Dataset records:
○ ○ ○ ○

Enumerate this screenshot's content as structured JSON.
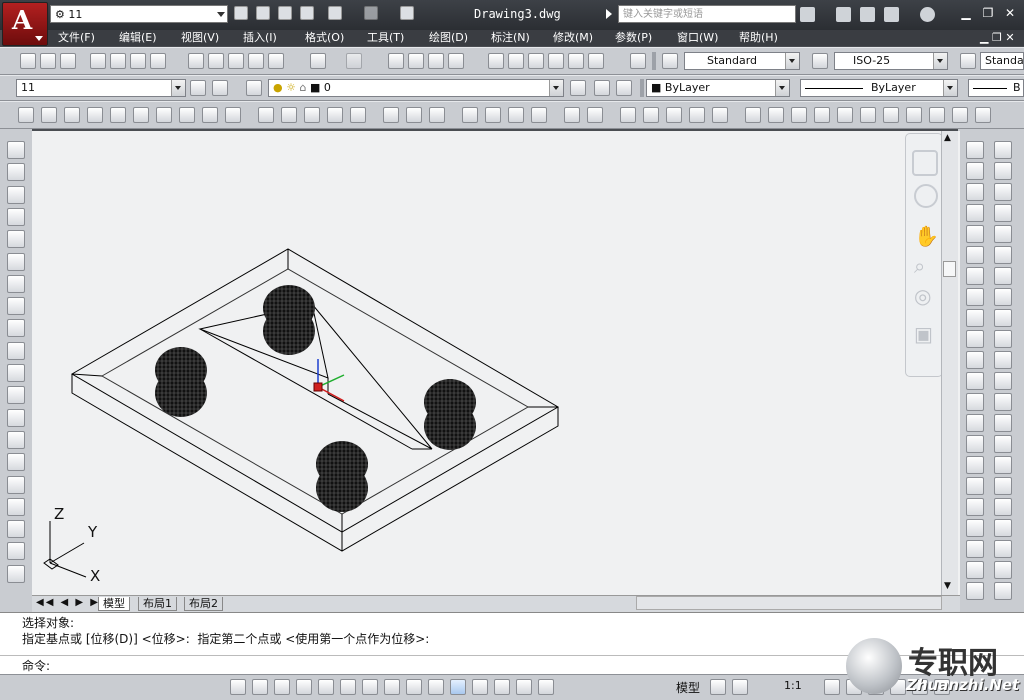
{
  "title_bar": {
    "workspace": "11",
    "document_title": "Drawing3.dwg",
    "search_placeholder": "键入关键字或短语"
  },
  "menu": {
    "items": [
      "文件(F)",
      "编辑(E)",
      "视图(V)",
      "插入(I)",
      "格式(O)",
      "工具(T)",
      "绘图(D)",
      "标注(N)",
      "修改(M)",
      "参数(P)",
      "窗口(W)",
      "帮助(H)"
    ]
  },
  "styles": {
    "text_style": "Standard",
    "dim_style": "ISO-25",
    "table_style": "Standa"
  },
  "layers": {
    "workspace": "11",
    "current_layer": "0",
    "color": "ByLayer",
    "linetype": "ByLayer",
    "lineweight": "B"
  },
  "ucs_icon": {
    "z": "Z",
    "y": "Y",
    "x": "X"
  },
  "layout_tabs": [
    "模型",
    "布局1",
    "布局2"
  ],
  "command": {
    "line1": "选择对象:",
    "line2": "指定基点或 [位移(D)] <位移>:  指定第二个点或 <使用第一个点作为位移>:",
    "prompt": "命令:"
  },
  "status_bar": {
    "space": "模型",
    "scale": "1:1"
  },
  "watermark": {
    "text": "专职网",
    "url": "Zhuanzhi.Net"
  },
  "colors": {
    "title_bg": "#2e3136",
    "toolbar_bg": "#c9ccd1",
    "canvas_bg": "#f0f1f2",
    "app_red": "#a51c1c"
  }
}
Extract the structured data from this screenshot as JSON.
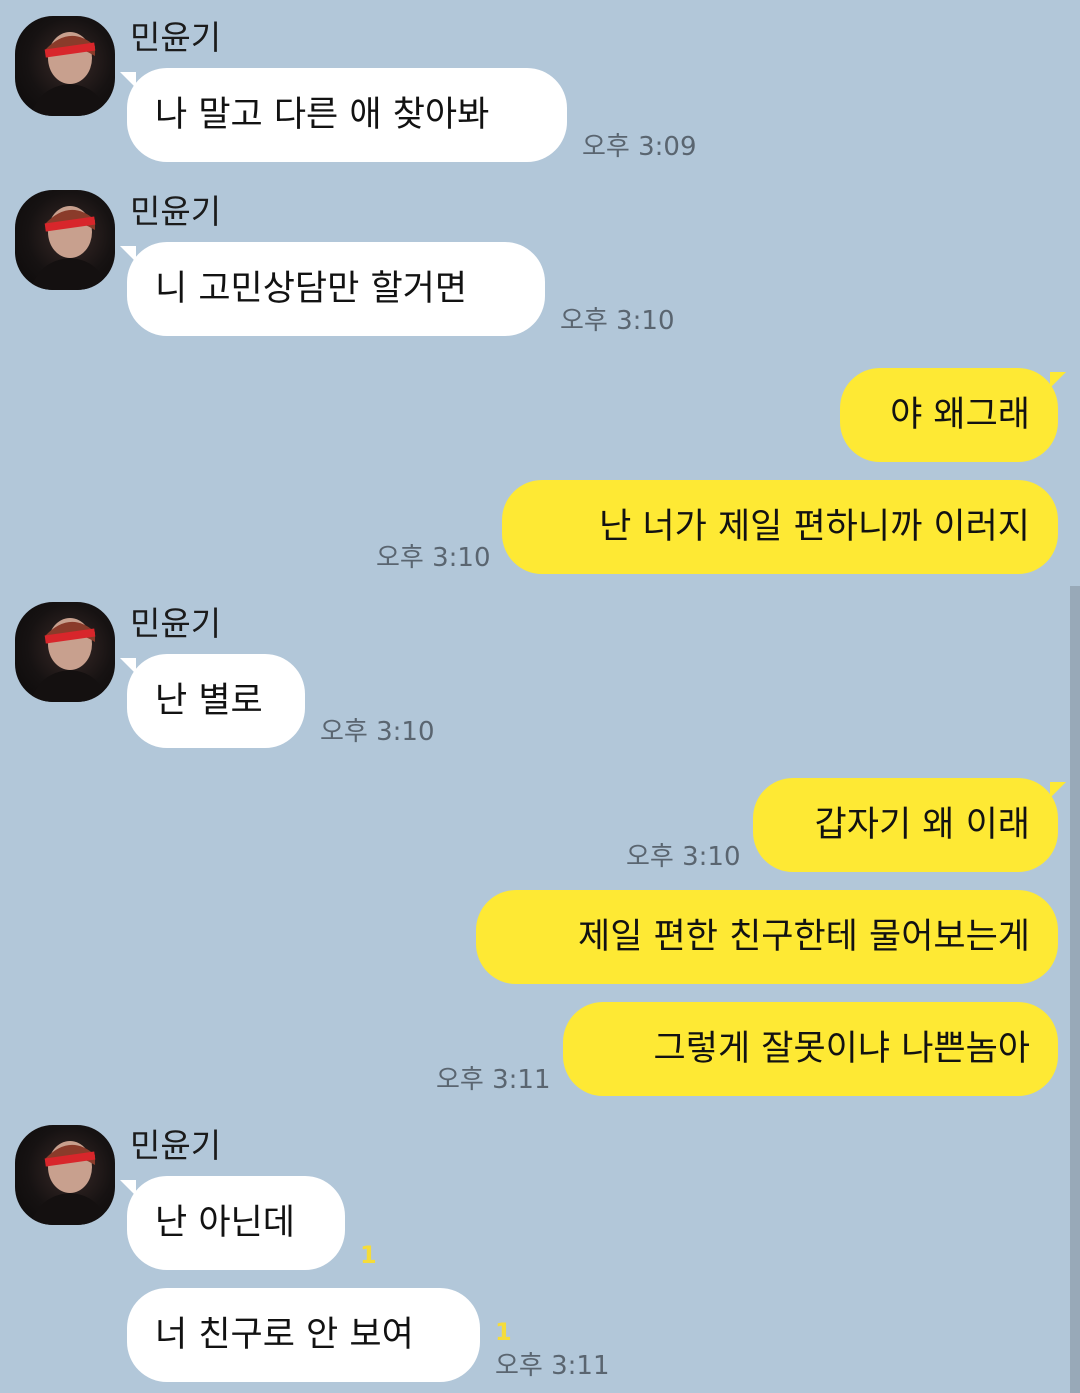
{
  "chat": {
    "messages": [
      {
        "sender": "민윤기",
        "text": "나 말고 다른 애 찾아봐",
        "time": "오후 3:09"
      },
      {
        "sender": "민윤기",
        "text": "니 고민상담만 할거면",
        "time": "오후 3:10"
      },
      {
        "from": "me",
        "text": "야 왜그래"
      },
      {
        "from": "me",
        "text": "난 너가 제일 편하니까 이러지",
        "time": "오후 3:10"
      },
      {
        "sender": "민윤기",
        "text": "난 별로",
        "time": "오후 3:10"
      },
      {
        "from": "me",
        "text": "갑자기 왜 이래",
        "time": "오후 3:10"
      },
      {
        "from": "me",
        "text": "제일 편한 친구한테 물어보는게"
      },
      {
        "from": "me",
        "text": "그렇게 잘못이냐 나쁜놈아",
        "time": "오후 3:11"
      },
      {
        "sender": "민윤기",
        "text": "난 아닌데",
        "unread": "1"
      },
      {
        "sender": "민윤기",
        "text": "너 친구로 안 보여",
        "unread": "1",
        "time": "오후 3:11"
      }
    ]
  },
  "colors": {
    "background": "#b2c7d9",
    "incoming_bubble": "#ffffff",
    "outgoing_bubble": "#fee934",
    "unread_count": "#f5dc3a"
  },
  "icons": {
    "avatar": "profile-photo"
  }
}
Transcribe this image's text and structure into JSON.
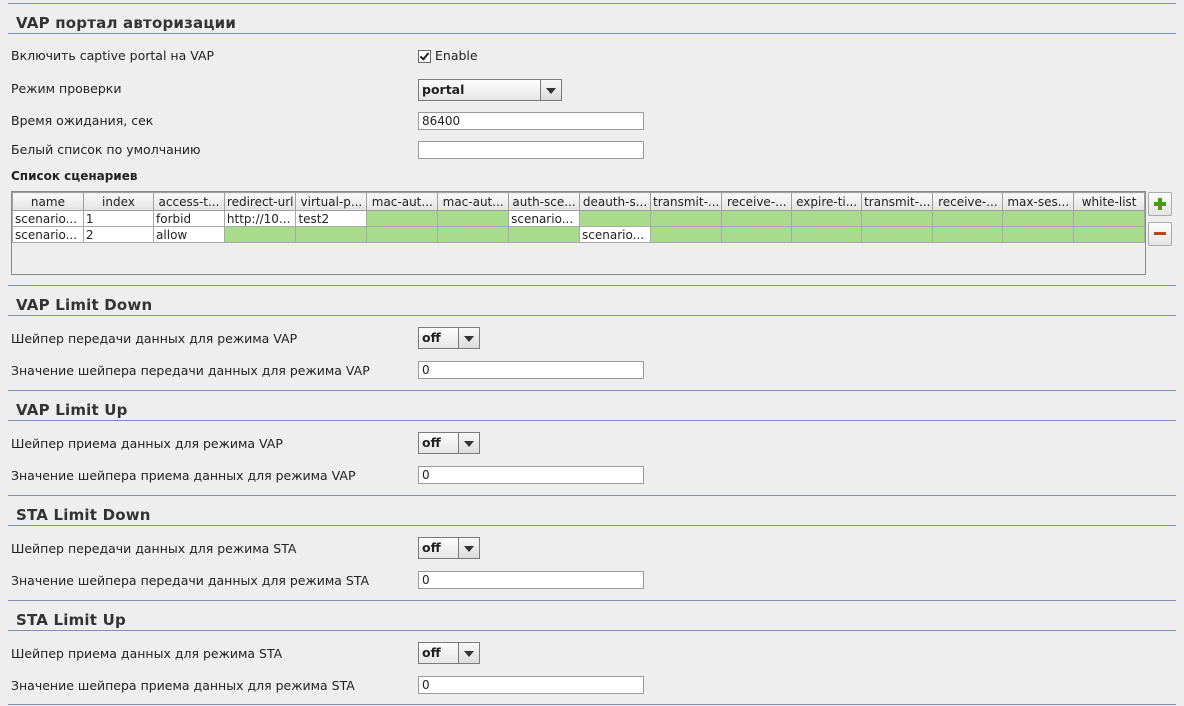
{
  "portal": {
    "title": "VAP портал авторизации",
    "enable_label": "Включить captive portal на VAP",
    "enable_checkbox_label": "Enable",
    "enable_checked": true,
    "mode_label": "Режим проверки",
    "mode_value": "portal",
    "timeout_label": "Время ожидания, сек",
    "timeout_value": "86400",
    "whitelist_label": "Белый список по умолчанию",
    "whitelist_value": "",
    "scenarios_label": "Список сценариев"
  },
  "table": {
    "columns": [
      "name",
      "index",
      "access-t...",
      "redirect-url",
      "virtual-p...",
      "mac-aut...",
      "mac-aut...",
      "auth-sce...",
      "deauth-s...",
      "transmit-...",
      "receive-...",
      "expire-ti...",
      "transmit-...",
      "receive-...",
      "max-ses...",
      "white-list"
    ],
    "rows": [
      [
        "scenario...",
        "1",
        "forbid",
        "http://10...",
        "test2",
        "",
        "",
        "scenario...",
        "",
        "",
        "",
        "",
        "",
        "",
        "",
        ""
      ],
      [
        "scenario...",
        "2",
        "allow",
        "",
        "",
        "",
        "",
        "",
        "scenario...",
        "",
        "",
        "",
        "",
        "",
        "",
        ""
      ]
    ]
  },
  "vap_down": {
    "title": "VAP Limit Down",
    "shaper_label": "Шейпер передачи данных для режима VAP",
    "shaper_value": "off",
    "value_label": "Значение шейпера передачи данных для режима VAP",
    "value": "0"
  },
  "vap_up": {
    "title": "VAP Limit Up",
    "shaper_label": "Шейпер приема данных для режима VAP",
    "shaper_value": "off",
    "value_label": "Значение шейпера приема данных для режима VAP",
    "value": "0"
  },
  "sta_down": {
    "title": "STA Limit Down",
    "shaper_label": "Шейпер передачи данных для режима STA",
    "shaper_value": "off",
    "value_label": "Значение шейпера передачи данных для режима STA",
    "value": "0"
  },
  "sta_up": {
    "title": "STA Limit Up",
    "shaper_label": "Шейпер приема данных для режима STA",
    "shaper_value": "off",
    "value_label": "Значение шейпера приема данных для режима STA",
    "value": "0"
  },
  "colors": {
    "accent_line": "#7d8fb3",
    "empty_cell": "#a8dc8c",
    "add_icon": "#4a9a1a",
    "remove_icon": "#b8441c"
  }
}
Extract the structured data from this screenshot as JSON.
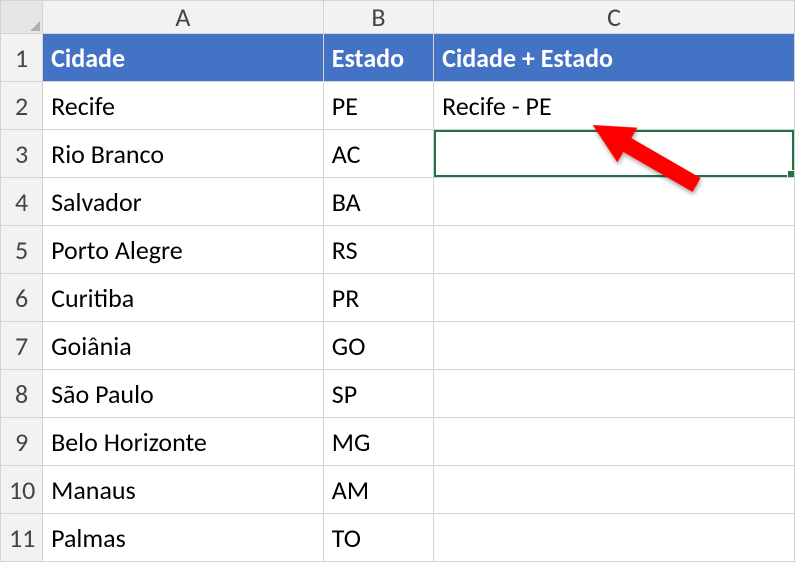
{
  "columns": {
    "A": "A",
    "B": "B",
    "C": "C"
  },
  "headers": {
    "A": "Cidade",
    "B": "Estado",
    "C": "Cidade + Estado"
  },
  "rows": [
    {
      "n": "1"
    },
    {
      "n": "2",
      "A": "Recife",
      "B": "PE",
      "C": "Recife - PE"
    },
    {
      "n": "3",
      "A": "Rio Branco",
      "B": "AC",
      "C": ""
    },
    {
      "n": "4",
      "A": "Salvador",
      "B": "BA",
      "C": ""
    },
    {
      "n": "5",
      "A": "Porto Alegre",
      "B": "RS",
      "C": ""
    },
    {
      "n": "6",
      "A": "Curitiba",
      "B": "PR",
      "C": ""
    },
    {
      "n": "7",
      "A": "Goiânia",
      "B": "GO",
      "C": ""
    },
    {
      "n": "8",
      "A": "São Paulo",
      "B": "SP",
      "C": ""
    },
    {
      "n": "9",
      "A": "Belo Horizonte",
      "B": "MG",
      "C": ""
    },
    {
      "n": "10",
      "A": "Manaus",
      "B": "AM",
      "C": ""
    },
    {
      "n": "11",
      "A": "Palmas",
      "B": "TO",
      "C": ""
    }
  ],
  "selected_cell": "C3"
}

○ ○ ○ ○

## YOUR INSTRUCTIONS
Filter the entries above down to the lines containing the word "передачи".

## SOLUTION TO THIS EXERCISE
    "shaper_label": "Шейпер передачи данных для режима VAP",
    "value_label": "Значение шейпера передачи данных для режима VAP",
    "shaper_label": "Шейпер передачи данных для режима STA",
    "value_label": "Значение шейпера передачи данных для режима STA",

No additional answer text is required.